WORK REQUIRED ▸ Every entry here needs to be repeated exactly.
** begin **
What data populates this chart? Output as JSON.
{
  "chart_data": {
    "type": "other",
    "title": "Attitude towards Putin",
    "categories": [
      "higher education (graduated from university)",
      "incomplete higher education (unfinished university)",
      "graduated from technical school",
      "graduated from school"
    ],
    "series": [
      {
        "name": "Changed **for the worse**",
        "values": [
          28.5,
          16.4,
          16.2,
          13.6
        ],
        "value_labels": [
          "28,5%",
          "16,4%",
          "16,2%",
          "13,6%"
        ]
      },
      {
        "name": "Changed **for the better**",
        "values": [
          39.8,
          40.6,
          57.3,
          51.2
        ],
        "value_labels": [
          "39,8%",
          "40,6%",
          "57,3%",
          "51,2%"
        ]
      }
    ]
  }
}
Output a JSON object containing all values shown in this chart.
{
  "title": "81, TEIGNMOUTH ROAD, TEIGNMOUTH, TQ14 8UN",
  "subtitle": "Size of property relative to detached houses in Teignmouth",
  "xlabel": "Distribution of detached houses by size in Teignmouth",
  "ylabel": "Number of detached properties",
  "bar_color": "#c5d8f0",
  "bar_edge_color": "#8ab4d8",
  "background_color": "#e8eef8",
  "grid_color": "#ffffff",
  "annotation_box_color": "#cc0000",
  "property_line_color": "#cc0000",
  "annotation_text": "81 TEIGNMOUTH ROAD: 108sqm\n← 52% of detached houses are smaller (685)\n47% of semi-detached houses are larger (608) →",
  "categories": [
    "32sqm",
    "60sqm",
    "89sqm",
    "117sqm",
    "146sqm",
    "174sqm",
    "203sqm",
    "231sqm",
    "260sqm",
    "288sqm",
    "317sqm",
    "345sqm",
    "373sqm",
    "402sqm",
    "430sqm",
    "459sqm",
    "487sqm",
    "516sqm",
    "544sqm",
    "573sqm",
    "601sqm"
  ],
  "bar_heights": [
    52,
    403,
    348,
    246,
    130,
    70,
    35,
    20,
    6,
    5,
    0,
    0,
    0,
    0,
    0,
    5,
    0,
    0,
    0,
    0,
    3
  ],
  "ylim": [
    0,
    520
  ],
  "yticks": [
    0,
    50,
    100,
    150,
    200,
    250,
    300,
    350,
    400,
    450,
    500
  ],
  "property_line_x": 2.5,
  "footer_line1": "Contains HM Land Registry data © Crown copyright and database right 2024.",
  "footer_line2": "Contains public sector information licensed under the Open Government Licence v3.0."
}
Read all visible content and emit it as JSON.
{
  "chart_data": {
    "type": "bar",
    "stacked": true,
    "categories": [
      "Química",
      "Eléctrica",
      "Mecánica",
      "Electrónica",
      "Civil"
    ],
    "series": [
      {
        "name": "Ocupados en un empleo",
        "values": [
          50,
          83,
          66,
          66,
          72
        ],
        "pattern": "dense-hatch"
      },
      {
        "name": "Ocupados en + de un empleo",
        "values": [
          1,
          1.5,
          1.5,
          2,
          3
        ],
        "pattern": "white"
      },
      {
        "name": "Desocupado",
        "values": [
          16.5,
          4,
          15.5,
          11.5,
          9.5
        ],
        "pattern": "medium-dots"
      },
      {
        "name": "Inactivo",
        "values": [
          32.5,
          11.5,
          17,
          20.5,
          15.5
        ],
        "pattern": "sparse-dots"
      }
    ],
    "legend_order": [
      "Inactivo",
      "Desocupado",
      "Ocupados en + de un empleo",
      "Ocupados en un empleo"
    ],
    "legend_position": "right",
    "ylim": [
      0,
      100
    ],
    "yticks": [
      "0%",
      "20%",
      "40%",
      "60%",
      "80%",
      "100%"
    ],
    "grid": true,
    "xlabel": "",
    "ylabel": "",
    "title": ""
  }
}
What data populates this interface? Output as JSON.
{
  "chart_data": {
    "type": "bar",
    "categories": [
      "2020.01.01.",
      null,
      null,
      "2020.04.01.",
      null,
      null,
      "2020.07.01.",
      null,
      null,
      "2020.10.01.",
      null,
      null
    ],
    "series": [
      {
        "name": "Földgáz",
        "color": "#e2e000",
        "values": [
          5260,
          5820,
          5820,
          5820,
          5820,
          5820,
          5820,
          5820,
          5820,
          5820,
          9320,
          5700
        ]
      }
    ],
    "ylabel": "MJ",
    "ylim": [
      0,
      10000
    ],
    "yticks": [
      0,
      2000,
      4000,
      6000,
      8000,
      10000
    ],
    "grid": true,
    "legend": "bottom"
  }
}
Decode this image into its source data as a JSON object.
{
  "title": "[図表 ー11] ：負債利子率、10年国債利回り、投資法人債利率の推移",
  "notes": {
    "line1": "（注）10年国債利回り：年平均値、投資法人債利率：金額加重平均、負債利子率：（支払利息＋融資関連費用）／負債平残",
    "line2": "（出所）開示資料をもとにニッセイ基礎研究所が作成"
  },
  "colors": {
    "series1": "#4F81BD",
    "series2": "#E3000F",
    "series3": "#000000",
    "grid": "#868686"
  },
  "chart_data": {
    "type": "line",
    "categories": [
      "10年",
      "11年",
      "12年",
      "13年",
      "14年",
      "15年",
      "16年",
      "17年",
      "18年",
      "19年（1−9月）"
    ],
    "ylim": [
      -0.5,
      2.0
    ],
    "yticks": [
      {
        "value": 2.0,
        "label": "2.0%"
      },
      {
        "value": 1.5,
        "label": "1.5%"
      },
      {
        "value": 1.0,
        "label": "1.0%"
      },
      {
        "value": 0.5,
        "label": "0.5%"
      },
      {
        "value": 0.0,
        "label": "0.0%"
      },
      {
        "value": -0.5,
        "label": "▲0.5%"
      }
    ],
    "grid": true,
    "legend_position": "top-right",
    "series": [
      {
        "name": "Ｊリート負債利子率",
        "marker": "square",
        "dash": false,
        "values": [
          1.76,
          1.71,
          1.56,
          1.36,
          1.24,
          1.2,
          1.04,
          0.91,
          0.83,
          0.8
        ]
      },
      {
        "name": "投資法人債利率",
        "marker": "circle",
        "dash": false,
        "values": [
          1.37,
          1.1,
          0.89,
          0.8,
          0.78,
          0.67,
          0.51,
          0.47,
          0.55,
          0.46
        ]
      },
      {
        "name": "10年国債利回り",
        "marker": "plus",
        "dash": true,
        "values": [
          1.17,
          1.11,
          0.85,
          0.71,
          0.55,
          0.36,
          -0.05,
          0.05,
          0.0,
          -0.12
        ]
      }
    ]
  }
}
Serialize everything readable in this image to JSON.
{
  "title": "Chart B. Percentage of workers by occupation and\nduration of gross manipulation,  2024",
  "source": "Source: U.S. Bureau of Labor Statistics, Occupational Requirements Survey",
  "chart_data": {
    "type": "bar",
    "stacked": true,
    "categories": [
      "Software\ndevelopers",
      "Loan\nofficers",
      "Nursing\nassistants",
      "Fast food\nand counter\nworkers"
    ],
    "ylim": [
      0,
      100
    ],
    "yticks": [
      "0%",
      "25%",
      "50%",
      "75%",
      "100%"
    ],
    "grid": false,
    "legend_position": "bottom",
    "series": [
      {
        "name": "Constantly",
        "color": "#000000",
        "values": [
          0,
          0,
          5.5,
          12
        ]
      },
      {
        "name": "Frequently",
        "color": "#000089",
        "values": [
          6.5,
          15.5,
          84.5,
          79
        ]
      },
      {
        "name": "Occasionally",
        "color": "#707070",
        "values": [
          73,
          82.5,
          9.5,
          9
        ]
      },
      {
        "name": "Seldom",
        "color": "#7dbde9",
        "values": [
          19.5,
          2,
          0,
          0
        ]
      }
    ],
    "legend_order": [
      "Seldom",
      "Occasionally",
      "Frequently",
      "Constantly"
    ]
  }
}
** end **
IN RESPONSE ▸
What data populates this chart? Output as JSON.
{
  "chart_data": {
    "type": "other",
    "title": "Attitude towards Putin",
    "categories": [
      "higher education (graduated from university)",
      "incomplete higher education (unfinished university)",
      "graduated from technical school",
      "graduated from school"
    ],
    "series": [
      {
        "name": "Changed **for the worse**",
        "values": [
          28.5,
          16.4,
          16.2,
          13.6
        ],
        "value_labels": [
          "28,5%",
          "16,4%",
          "16,2%",
          "13,6%"
        ]
      },
      {
        "name": "Changed **for the better**",
        "values": [
          39.8,
          40.6,
          57.3,
          51.2
        ],
        "value_labels": [
          "39,8%",
          "40,6%",
          "57,3%",
          "51,2%"
        ]
      }
    ]
  }
}
Output a JSON object containing all values shown in this chart.
{
  "title": "81, TEIGNMOUTH ROAD, TEIGNMOUTH, TQ14 8UN",
  "subtitle": "Size of property relative to detached houses in Teignmouth",
  "xlabel": "Distribution of detached houses by size in Teignmouth",
  "ylabel": "Number of detached properties",
  "bar_color": "#c5d8f0",
  "bar_edge_color": "#8ab4d8",
  "background_color": "#e8eef8",
  "grid_color": "#ffffff",
  "annotation_box_color": "#cc0000",
  "property_line_color": "#cc0000",
  "annotation_text": "81 TEIGNMOUTH ROAD: 108sqm\n← 52% of detached houses are smaller (685)\n47% of semi-detached houses are larger (608) →",
  "categories": [
    "32sqm",
    "60sqm",
    "89sqm",
    "117sqm",
    "146sqm",
    "174sqm",
    "203sqm",
    "231sqm",
    "260sqm",
    "288sqm",
    "317sqm",
    "345sqm",
    "373sqm",
    "402sqm",
    "430sqm",
    "459sqm",
    "487sqm",
    "516sqm",
    "544sqm",
    "573sqm",
    "601sqm"
  ],
  "bar_heights": [
    52,
    403,
    348,
    246,
    130,
    70,
    35,
    20,
    6,
    5,
    0,
    0,
    0,
    0,
    0,
    5,
    0,
    0,
    0,
    0,
    3
  ],
  "ylim": [
    0,
    520
  ],
  "yticks": [
    0,
    50,
    100,
    150,
    200,
    250,
    300,
    350,
    400,
    450,
    500
  ],
  "property_line_x": 2.5,
  "footer_line1": "Contains HM Land Registry data © Crown copyright and database right 2024.",
  "footer_line2": "Contains public sector information licensed under the Open Government Licence v3.0."
}
Read all visible content and emit it as JSON.
{
  "chart_data": {
    "type": "bar",
    "stacked": true,
    "categories": [
      "Química",
      "Eléctrica",
      "Mecánica",
      "Electrónica",
      "Civil"
    ],
    "series": [
      {
        "name": "Ocupados en un empleo",
        "values": [
          50,
          83,
          66,
          66,
          72
        ],
        "pattern": "dense-hatch"
      },
      {
        "name": "Ocupados en + de un empleo",
        "values": [
          1,
          1.5,
          1.5,
          2,
          3
        ],
        "pattern": "white"
      },
      {
        "name": "Desocupado",
        "values": [
          16.5,
          4,
          15.5,
          11.5,
          9.5
        ],
        "pattern": "medium-dots"
      },
      {
        "name": "Inactivo",
        "values": [
          32.5,
          11.5,
          17,
          20.5,
          15.5
        ],
        "pattern": "sparse-dots"
      }
    ],
    "legend_order": [
      "Inactivo",
      "Desocupado",
      "Ocupados en + de un empleo",
      "Ocupados en un empleo"
    ],
    "legend_position": "right",
    "ylim": [
      0,
      100
    ],
    "yticks": [
      "0%",
      "20%",
      "40%",
      "60%",
      "80%",
      "100%"
    ],
    "grid": true,
    "xlabel": "",
    "ylabel": "",
    "title": ""
  }
}
What data populates this interface? Output as JSON.
{
  "chart_data": {
    "type": "bar",
    "categories": [
      "2020.01.01.",
      null,
      null,
      "2020.04.01.",
      null,
      null,
      "2020.07.01.",
      null,
      null,
      "2020.10.01.",
      null,
      null
    ],
    "series": [
      {
        "name": "Földgáz",
        "color": "#e2e000",
        "values": [
          5260,
          5820,
          5820,
          5820,
          5820,
          5820,
          5820,
          5820,
          5820,
          5820,
          9320,
          5700
        ]
      }
    ],
    "ylabel": "MJ",
    "ylim": [
      0,
      10000
    ],
    "yticks": [
      0,
      2000,
      4000,
      6000,
      8000,
      10000
    ],
    "grid": true,
    "legend": "bottom"
  }
}
Decode this image into its source data as a JSON object.
{
  "title": "[図表 ー11] ：負債利子率、10年国債利回り、投資法人債利率の推移",
  "notes": {
    "line1": "（注）10年国債利回り：年平均値、投資法人債利率：金額加重平均、負債利子率：（支払利息＋融資関連費用）／負債平残",
    "line2": "（出所）開示資料をもとにニッセイ基礎研究所が作成"
  },
  "colors": {
    "series1": "#4F81BD",
    "series2": "#E3000F",
    "series3": "#000000",
    "grid": "#868686"
  },
  "chart_data": {
    "type": "line",
    "categories": [
      "10年",
      "11年",
      "12年",
      "13年",
      "14年",
      "15年",
      "16年",
      "17年",
      "18年",
      "19年（1−9月）"
    ],
    "ylim": [
      -0.5,
      2.0
    ],
    "yticks": [
      {
        "value": 2.0,
        "label": "2.0%"
      },
      {
        "value": 1.5,
        "label": "1.5%"
      },
      {
        "value": 1.0,
        "label": "1.0%"
      },
      {
        "value": 0.5,
        "label": "0.5%"
      },
      {
        "value": 0.0,
        "label": "0.0%"
      },
      {
        "value": -0.5,
        "label": "▲0.5%"
      }
    ],
    "grid": true,
    "legend_position": "top-right",
    "series": [
      {
        "name": "Ｊリート負債利子率",
        "marker": "square",
        "dash": false,
        "values": [
          1.76,
          1.71,
          1.56,
          1.36,
          1.24,
          1.2,
          1.04,
          0.91,
          0.83,
          0.8
        ]
      },
      {
        "name": "投資法人債利率",
        "marker": "circle",
        "dash": false,
        "values": [
          1.37,
          1.1,
          0.89,
          0.8,
          0.78,
          0.67,
          0.51,
          0.47,
          0.55,
          0.46
        ]
      },
      {
        "name": "10年国債利回り",
        "marker": "plus",
        "dash": true,
        "values": [
          1.17,
          1.11,
          0.85,
          0.71,
          0.55,
          0.36,
          -0.05,
          0.05,
          0.0,
          -0.12
        ]
      }
    ]
  }
}
Serialize everything readable in this image to JSON.
{
  "title": "Chart B. Percentage of workers by occupation and\nduration of gross manipulation,  2024",
  "source": "Source: U.S. Bureau of Labor Statistics, Occupational Requirements Survey",
  "chart_data": {
    "type": "bar",
    "stacked": true,
    "categories": [
      "Software\ndevelopers",
      "Loan\nofficers",
      "Nursing\nassistants",
      "Fast food\nand counter\nworkers"
    ],
    "ylim": [
      0,
      100
    ],
    "yticks": [
      "0%",
      "25%",
      "50%",
      "75%",
      "100%"
    ],
    "grid": false,
    "legend_position": "bottom",
    "series": [
      {
        "name": "Constantly",
        "color": "#000000",
        "values": [
          0,
          0,
          5.5,
          12
        ]
      },
      {
        "name": "Frequently",
        "color": "#000089",
        "values": [
          6.5,
          15.5,
          84.5,
          79
        ]
      },
      {
        "name": "Occasionally",
        "color": "#707070",
        "values": [
          73,
          82.5,
          9.5,
          9
        ]
      },
      {
        "name": "Seldom",
        "color": "#7dbde9",
        "values": [
          19.5,
          2,
          0,
          0
        ]
      }
    ],
    "legend_order": [
      "Seldom",
      "Occasionally",
      "Frequently",
      "Constantly"
    ]
  }
}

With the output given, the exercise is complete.